REQUIREMENTS –
Will you write out the data exactly, excluding every picture?

(Rows from a dataset)
* * *

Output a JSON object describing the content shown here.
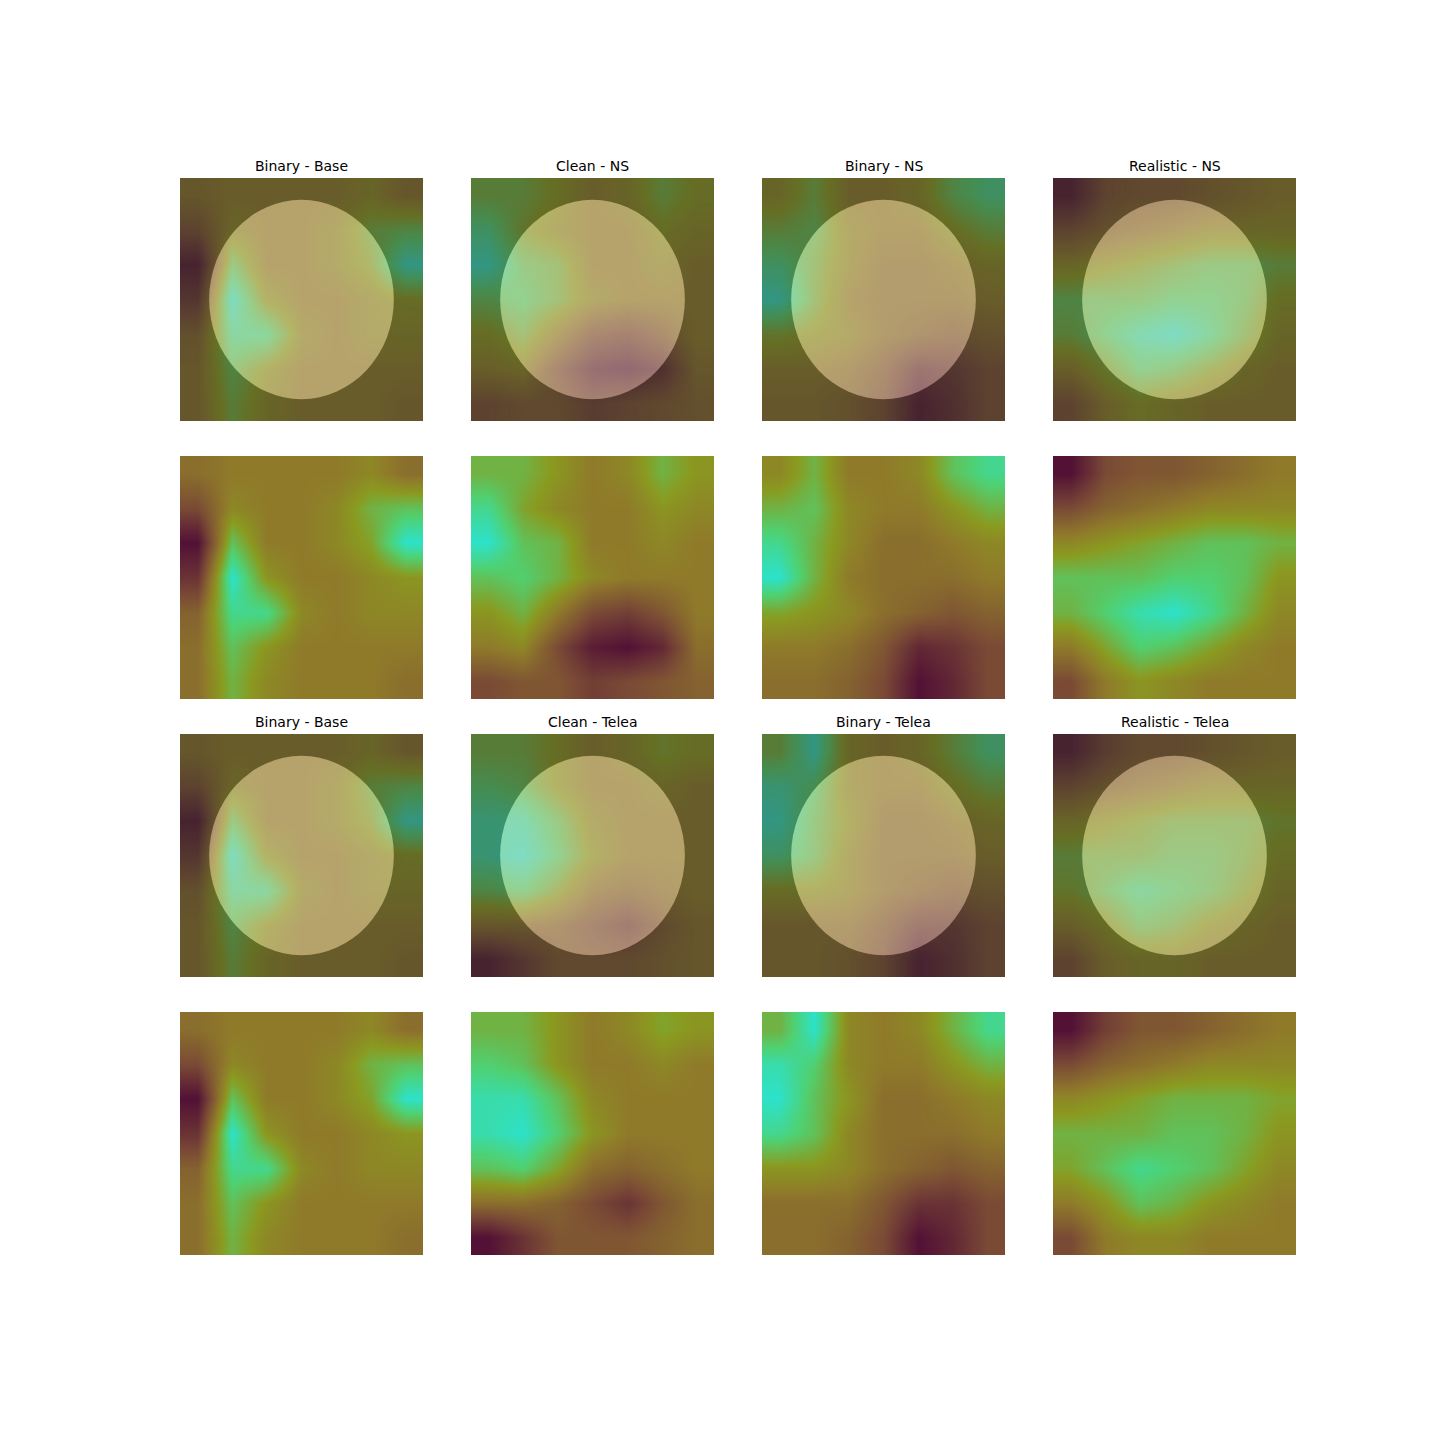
{
  "chart_data": [
    {
      "type": "heatmap",
      "title": "Binary - Base",
      "tick_labels": false,
      "zlim": [
        0,
        1
      ],
      "z": [
        [
          0.45,
          0.5,
          0.5,
          0.5,
          0.5,
          0.55,
          0.45
        ],
        [
          0.3,
          0.55,
          0.5,
          0.5,
          0.55,
          0.7,
          0.75
        ],
        [
          0.05,
          0.75,
          0.5,
          0.5,
          0.55,
          0.65,
          0.95
        ],
        [
          0.2,
          0.95,
          0.6,
          0.5,
          0.5,
          0.55,
          0.6
        ],
        [
          0.4,
          0.85,
          0.85,
          0.55,
          0.5,
          0.55,
          0.55
        ],
        [
          0.45,
          0.75,
          0.6,
          0.5,
          0.5,
          0.5,
          0.5
        ],
        [
          0.45,
          0.7,
          0.55,
          0.5,
          0.5,
          0.5,
          0.45
        ]
      ]
    },
    {
      "type": "heatmap",
      "title": "Clean - NS",
      "tick_labels": false,
      "zlim": [
        0,
        1
      ],
      "z": [
        [
          0.7,
          0.7,
          0.6,
          0.5,
          0.55,
          0.7,
          0.6
        ],
        [
          0.85,
          0.65,
          0.55,
          0.5,
          0.5,
          0.6,
          0.55
        ],
        [
          0.95,
          0.75,
          0.7,
          0.5,
          0.5,
          0.55,
          0.5
        ],
        [
          0.75,
          0.8,
          0.7,
          0.55,
          0.5,
          0.5,
          0.5
        ],
        [
          0.6,
          0.7,
          0.5,
          0.3,
          0.25,
          0.35,
          0.5
        ],
        [
          0.5,
          0.55,
          0.3,
          0.1,
          0.05,
          0.15,
          0.45
        ],
        [
          0.3,
          0.35,
          0.35,
          0.25,
          0.3,
          0.35,
          0.4
        ]
      ]
    },
    {
      "type": "heatmap",
      "title": "Binary - NS",
      "tick_labels": false,
      "zlim": [
        0,
        1
      ],
      "z": [
        [
          0.55,
          0.7,
          0.5,
          0.5,
          0.55,
          0.75,
          0.85
        ],
        [
          0.7,
          0.75,
          0.55,
          0.5,
          0.5,
          0.6,
          0.7
        ],
        [
          0.85,
          0.7,
          0.55,
          0.45,
          0.45,
          0.5,
          0.55
        ],
        [
          0.95,
          0.7,
          0.5,
          0.45,
          0.45,
          0.45,
          0.5
        ],
        [
          0.65,
          0.6,
          0.55,
          0.45,
          0.4,
          0.35,
          0.4
        ],
        [
          0.5,
          0.5,
          0.45,
          0.35,
          0.15,
          0.2,
          0.3
        ],
        [
          0.45,
          0.45,
          0.4,
          0.3,
          0.05,
          0.15,
          0.3
        ]
      ]
    },
    {
      "type": "heatmap",
      "title": "Realistic - NS",
      "tick_labels": false,
      "zlim": [
        0,
        1
      ],
      "z": [
        [
          0.05,
          0.3,
          0.35,
          0.35,
          0.4,
          0.45,
          0.5
        ],
        [
          0.3,
          0.4,
          0.45,
          0.5,
          0.55,
          0.55,
          0.55
        ],
        [
          0.55,
          0.6,
          0.65,
          0.7,
          0.75,
          0.75,
          0.7
        ],
        [
          0.75,
          0.75,
          0.75,
          0.8,
          0.8,
          0.75,
          0.6
        ],
        [
          0.7,
          0.8,
          0.9,
          0.95,
          0.85,
          0.7,
          0.55
        ],
        [
          0.5,
          0.65,
          0.8,
          0.75,
          0.65,
          0.55,
          0.5
        ],
        [
          0.3,
          0.5,
          0.6,
          0.55,
          0.5,
          0.5,
          0.5
        ]
      ]
    },
    {
      "type": "heatmap",
      "title": "Binary - Base",
      "tick_labels": false,
      "zlim": [
        0,
        1
      ],
      "z": [
        [
          0.45,
          0.5,
          0.5,
          0.5,
          0.5,
          0.55,
          0.45
        ],
        [
          0.3,
          0.55,
          0.5,
          0.5,
          0.55,
          0.7,
          0.75
        ],
        [
          0.05,
          0.75,
          0.5,
          0.5,
          0.55,
          0.65,
          0.95
        ],
        [
          0.2,
          0.95,
          0.6,
          0.5,
          0.5,
          0.55,
          0.6
        ],
        [
          0.4,
          0.85,
          0.85,
          0.55,
          0.5,
          0.55,
          0.55
        ],
        [
          0.45,
          0.75,
          0.6,
          0.5,
          0.5,
          0.5,
          0.5
        ],
        [
          0.45,
          0.7,
          0.55,
          0.5,
          0.5,
          0.5,
          0.45
        ]
      ]
    },
    {
      "type": "heatmap",
      "title": "Clean - Telea",
      "tick_labels": false,
      "zlim": [
        0,
        1
      ],
      "z": [
        [
          0.7,
          0.7,
          0.6,
          0.5,
          0.55,
          0.65,
          0.6
        ],
        [
          0.8,
          0.75,
          0.6,
          0.5,
          0.5,
          0.55,
          0.5
        ],
        [
          0.9,
          0.9,
          0.75,
          0.55,
          0.5,
          0.5,
          0.5
        ],
        [
          0.9,
          0.95,
          0.8,
          0.6,
          0.5,
          0.5,
          0.5
        ],
        [
          0.75,
          0.8,
          0.65,
          0.45,
          0.4,
          0.45,
          0.5
        ],
        [
          0.45,
          0.45,
          0.4,
          0.3,
          0.2,
          0.35,
          0.45
        ],
        [
          0.05,
          0.2,
          0.35,
          0.35,
          0.35,
          0.4,
          0.45
        ]
      ]
    },
    {
      "type": "heatmap",
      "title": "Binary - Telea",
      "tick_labels": false,
      "zlim": [
        0,
        1
      ],
      "z": [
        [
          0.7,
          0.95,
          0.55,
          0.5,
          0.55,
          0.7,
          0.85
        ],
        [
          0.9,
          0.8,
          0.55,
          0.5,
          0.5,
          0.6,
          0.7
        ],
        [
          0.95,
          0.75,
          0.6,
          0.45,
          0.45,
          0.5,
          0.55
        ],
        [
          0.85,
          0.75,
          0.55,
          0.45,
          0.45,
          0.45,
          0.5
        ],
        [
          0.6,
          0.6,
          0.55,
          0.45,
          0.4,
          0.35,
          0.4
        ],
        [
          0.45,
          0.45,
          0.45,
          0.35,
          0.2,
          0.2,
          0.3
        ],
        [
          0.45,
          0.45,
          0.4,
          0.3,
          0.05,
          0.15,
          0.3
        ]
      ]
    },
    {
      "type": "heatmap",
      "title": "Realistic - Telea",
      "tick_labels": false,
      "zlim": [
        0,
        1
      ],
      "z": [
        [
          0.05,
          0.25,
          0.35,
          0.35,
          0.4,
          0.45,
          0.5
        ],
        [
          0.3,
          0.4,
          0.45,
          0.5,
          0.55,
          0.55,
          0.55
        ],
        [
          0.55,
          0.6,
          0.65,
          0.7,
          0.7,
          0.7,
          0.65
        ],
        [
          0.7,
          0.7,
          0.7,
          0.75,
          0.75,
          0.7,
          0.6
        ],
        [
          0.65,
          0.75,
          0.85,
          0.8,
          0.75,
          0.65,
          0.55
        ],
        [
          0.5,
          0.6,
          0.75,
          0.7,
          0.6,
          0.55,
          0.5
        ],
        [
          0.3,
          0.5,
          0.55,
          0.55,
          0.5,
          0.5,
          0.5
        ]
      ]
    }
  ]
}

* * *

SOLUTION TO THE PROBLEM –
Output a JSON object describing the content shown here.
{
  "chart_data": [
    {
      "type": "heatmap",
      "title": "Binary - Base",
      "tick_labels": false,
      "zlim": [
        0,
        1
      ],
      "z": [
        [
          0.45,
          0.5,
          0.5,
          0.5,
          0.5,
          0.55,
          0.45
        ],
        [
          0.3,
          0.55,
          0.5,
          0.5,
          0.55,
          0.7,
          0.75
        ],
        [
          0.05,
          0.75,
          0.5,
          0.5,
          0.55,
          0.65,
          0.95
        ],
        [
          0.2,
          0.95,
          0.6,
          0.5,
          0.5,
          0.55,
          0.6
        ],
        [
          0.4,
          0.85,
          0.85,
          0.55,
          0.5,
          0.55,
          0.55
        ],
        [
          0.45,
          0.75,
          0.6,
          0.5,
          0.5,
          0.5,
          0.5
        ],
        [
          0.45,
          0.7,
          0.55,
          0.5,
          0.5,
          0.5,
          0.45
        ]
      ]
    },
    {
      "type": "heatmap",
      "title": "Clean - NS",
      "tick_labels": false,
      "zlim": [
        0,
        1
      ],
      "z": [
        [
          0.7,
          0.7,
          0.6,
          0.5,
          0.55,
          0.7,
          0.6
        ],
        [
          0.85,
          0.65,
          0.55,
          0.5,
          0.5,
          0.6,
          0.55
        ],
        [
          0.95,
          0.75,
          0.7,
          0.5,
          0.5,
          0.55,
          0.5
        ],
        [
          0.75,
          0.8,
          0.7,
          0.55,
          0.5,
          0.5,
          0.5
        ],
        [
          0.6,
          0.7,
          0.5,
          0.3,
          0.25,
          0.35,
          0.5
        ],
        [
          0.5,
          0.55,
          0.3,
          0.1,
          0.05,
          0.15,
          0.45
        ],
        [
          0.3,
          0.35,
          0.35,
          0.25,
          0.3,
          0.35,
          0.4
        ]
      ]
    },
    {
      "type": "heatmap",
      "title": "Binary - NS",
      "tick_labels": false,
      "zlim": [
        0,
        1
      ],
      "z": [
        [
          0.55,
          0.7,
          0.5,
          0.5,
          0.55,
          0.75,
          0.85
        ],
        [
          0.7,
          0.75,
          0.55,
          0.5,
          0.5,
          0.6,
          0.7
        ],
        [
          0.85,
          0.7,
          0.55,
          0.45,
          0.45,
          0.5,
          0.55
        ],
        [
          0.95,
          0.7,
          0.5,
          0.45,
          0.45,
          0.45,
          0.5
        ],
        [
          0.65,
          0.6,
          0.55,
          0.45,
          0.4,
          0.35,
          0.4
        ],
        [
          0.5,
          0.5,
          0.45,
          0.35,
          0.15,
          0.2,
          0.3
        ],
        [
          0.45,
          0.45,
          0.4,
          0.3,
          0.05,
          0.15,
          0.3
        ]
      ]
    },
    {
      "type": "heatmap",
      "title": "Realistic - NS",
      "tick_labels": false,
      "zlim": [
        0,
        1
      ],
      "z": [
        [
          0.05,
          0.3,
          0.35,
          0.35,
          0.4,
          0.45,
          0.5
        ],
        [
          0.3,
          0.4,
          0.45,
          0.5,
          0.55,
          0.55,
          0.55
        ],
        [
          0.55,
          0.6,
          0.65,
          0.7,
          0.75,
          0.75,
          0.7
        ],
        [
          0.75,
          0.75,
          0.75,
          0.8,
          0.8,
          0.75,
          0.6
        ],
        [
          0.7,
          0.8,
          0.9,
          0.95,
          0.85,
          0.7,
          0.55
        ],
        [
          0.5,
          0.65,
          0.8,
          0.75,
          0.65,
          0.55,
          0.5
        ],
        [
          0.3,
          0.5,
          0.6,
          0.55,
          0.5,
          0.5,
          0.5
        ]
      ]
    },
    {
      "type": "heatmap",
      "title": "Binary - Base",
      "tick_labels": false,
      "zlim": [
        0,
        1
      ],
      "z": [
        [
          0.45,
          0.5,
          0.5,
          0.5,
          0.5,
          0.55,
          0.45
        ],
        [
          0.3,
          0.55,
          0.5,
          0.5,
          0.55,
          0.7,
          0.75
        ],
        [
          0.05,
          0.75,
          0.5,
          0.5,
          0.55,
          0.65,
          0.95
        ],
        [
          0.2,
          0.95,
          0.6,
          0.5,
          0.5,
          0.55,
          0.6
        ],
        [
          0.4,
          0.85,
          0.85,
          0.55,
          0.5,
          0.55,
          0.55
        ],
        [
          0.45,
          0.75,
          0.6,
          0.5,
          0.5,
          0.5,
          0.5
        ],
        [
          0.45,
          0.7,
          0.55,
          0.5,
          0.5,
          0.5,
          0.45
        ]
      ]
    },
    {
      "type": "heatmap",
      "title": "Clean - Telea",
      "tick_labels": false,
      "zlim": [
        0,
        1
      ],
      "z": [
        [
          0.7,
          0.7,
          0.6,
          0.5,
          0.55,
          0.65,
          0.6
        ],
        [
          0.8,
          0.75,
          0.6,
          0.5,
          0.5,
          0.55,
          0.5
        ],
        [
          0.9,
          0.9,
          0.75,
          0.55,
          0.5,
          0.5,
          0.5
        ],
        [
          0.9,
          0.95,
          0.8,
          0.6,
          0.5,
          0.5,
          0.5
        ],
        [
          0.75,
          0.8,
          0.65,
          0.45,
          0.4,
          0.45,
          0.5
        ],
        [
          0.45,
          0.45,
          0.4,
          0.3,
          0.2,
          0.35,
          0.45
        ],
        [
          0.05,
          0.2,
          0.35,
          0.35,
          0.35,
          0.4,
          0.45
        ]
      ]
    },
    {
      "type": "heatmap",
      "title": "Binary - Telea",
      "tick_labels": false,
      "zlim": [
        0,
        1
      ],
      "z": [
        [
          0.7,
          0.95,
          0.55,
          0.5,
          0.55,
          0.7,
          0.85
        ],
        [
          0.9,
          0.8,
          0.55,
          0.5,
          0.5,
          0.6,
          0.7
        ],
        [
          0.95,
          0.75,
          0.6,
          0.45,
          0.45,
          0.5,
          0.55
        ],
        [
          0.85,
          0.75,
          0.55,
          0.45,
          0.45,
          0.45,
          0.5
        ],
        [
          0.6,
          0.6,
          0.55,
          0.45,
          0.4,
          0.35,
          0.4
        ],
        [
          0.45,
          0.45,
          0.45,
          0.35,
          0.2,
          0.2,
          0.3
        ],
        [
          0.45,
          0.45,
          0.4,
          0.3,
          0.05,
          0.15,
          0.3
        ]
      ]
    },
    {
      "type": "heatmap",
      "title": "Realistic - Telea",
      "tick_labels": false,
      "zlim": [
        0,
        1
      ],
      "z": [
        [
          0.05,
          0.25,
          0.35,
          0.35,
          0.4,
          0.45,
          0.5
        ],
        [
          0.3,
          0.4,
          0.45,
          0.5,
          0.55,
          0.55,
          0.55
        ],
        [
          0.55,
          0.6,
          0.65,
          0.7,
          0.7,
          0.7,
          0.65
        ],
        [
          0.7,
          0.7,
          0.7,
          0.75,
          0.75,
          0.7,
          0.6
        ],
        [
          0.65,
          0.75,
          0.85,
          0.8,
          0.75,
          0.65,
          0.55
        ],
        [
          0.5,
          0.6,
          0.75,
          0.7,
          0.6,
          0.55,
          0.5
        ],
        [
          0.3,
          0.5,
          0.55,
          0.55,
          0.5,
          0.5,
          0.5
        ]
      ]
    }
  ]
}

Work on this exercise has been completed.